** TASK DESCRIPTION **
Extract the full set of records that follows, word for word.

** Records from a collection of figures **

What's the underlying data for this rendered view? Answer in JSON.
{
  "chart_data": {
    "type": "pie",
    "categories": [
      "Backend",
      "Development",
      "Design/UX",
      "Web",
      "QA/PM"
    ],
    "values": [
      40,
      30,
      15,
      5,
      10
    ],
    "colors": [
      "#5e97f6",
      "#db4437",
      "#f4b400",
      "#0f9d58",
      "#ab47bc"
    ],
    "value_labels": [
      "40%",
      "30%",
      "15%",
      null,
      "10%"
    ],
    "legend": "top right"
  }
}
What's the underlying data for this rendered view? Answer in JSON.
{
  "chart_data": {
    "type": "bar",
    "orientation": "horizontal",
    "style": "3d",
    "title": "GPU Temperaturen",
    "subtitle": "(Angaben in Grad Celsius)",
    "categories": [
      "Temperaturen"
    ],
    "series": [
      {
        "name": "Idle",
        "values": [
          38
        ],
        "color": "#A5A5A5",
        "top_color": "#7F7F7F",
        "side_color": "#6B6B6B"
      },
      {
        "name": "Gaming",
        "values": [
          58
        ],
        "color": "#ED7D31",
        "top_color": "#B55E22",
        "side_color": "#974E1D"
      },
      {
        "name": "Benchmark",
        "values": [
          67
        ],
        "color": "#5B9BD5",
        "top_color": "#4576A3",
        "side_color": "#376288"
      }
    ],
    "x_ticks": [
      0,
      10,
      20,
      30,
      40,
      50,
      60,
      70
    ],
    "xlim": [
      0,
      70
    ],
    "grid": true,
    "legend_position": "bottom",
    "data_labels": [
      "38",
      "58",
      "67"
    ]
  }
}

** CORRECT RESPONSE **
What's the underlying data for this rendered view? Answer in JSON.
{
  "chart_data": {
    "type": "pie",
    "categories": [
      "Backend",
      "Development",
      "Design/UX",
      "Web",
      "QA/PM"
    ],
    "values": [
      40,
      30,
      15,
      5,
      10
    ],
    "colors": [
      "#5e97f6",
      "#db4437",
      "#f4b400",
      "#0f9d58",
      "#ab47bc"
    ],
    "value_labels": [
      "40%",
      "30%",
      "15%",
      null,
      "10%"
    ],
    "legend": "top right"
  }
}
What's the underlying data for this rendered view? Answer in JSON.
{
  "chart_data": {
    "type": "bar",
    "orientation": "horizontal",
    "style": "3d",
    "title": "GPU Temperaturen",
    "subtitle": "(Angaben in Grad Celsius)",
    "categories": [
      "Temperaturen"
    ],
    "series": [
      {
        "name": "Idle",
        "values": [
          38
        ],
        "color": "#A5A5A5",
        "top_color": "#7F7F7F",
        "side_color": "#6B6B6B"
      },
      {
        "name": "Gaming",
        "values": [
          58
        ],
        "color": "#ED7D31",
        "top_color": "#B55E22",
        "side_color": "#974E1D"
      },
      {
        "name": "Benchmark",
        "values": [
          67
        ],
        "color": "#5B9BD5",
        "top_color": "#4576A3",
        "side_color": "#376288"
      }
    ],
    "x_ticks": [
      0,
      10,
      20,
      30,
      40,
      50,
      60,
      70
    ],
    "xlim": [
      0,
      70
    ],
    "grid": true,
    "legend_position": "bottom",
    "data_labels": [
      "38",
      "58",
      "67"
    ]
  }
}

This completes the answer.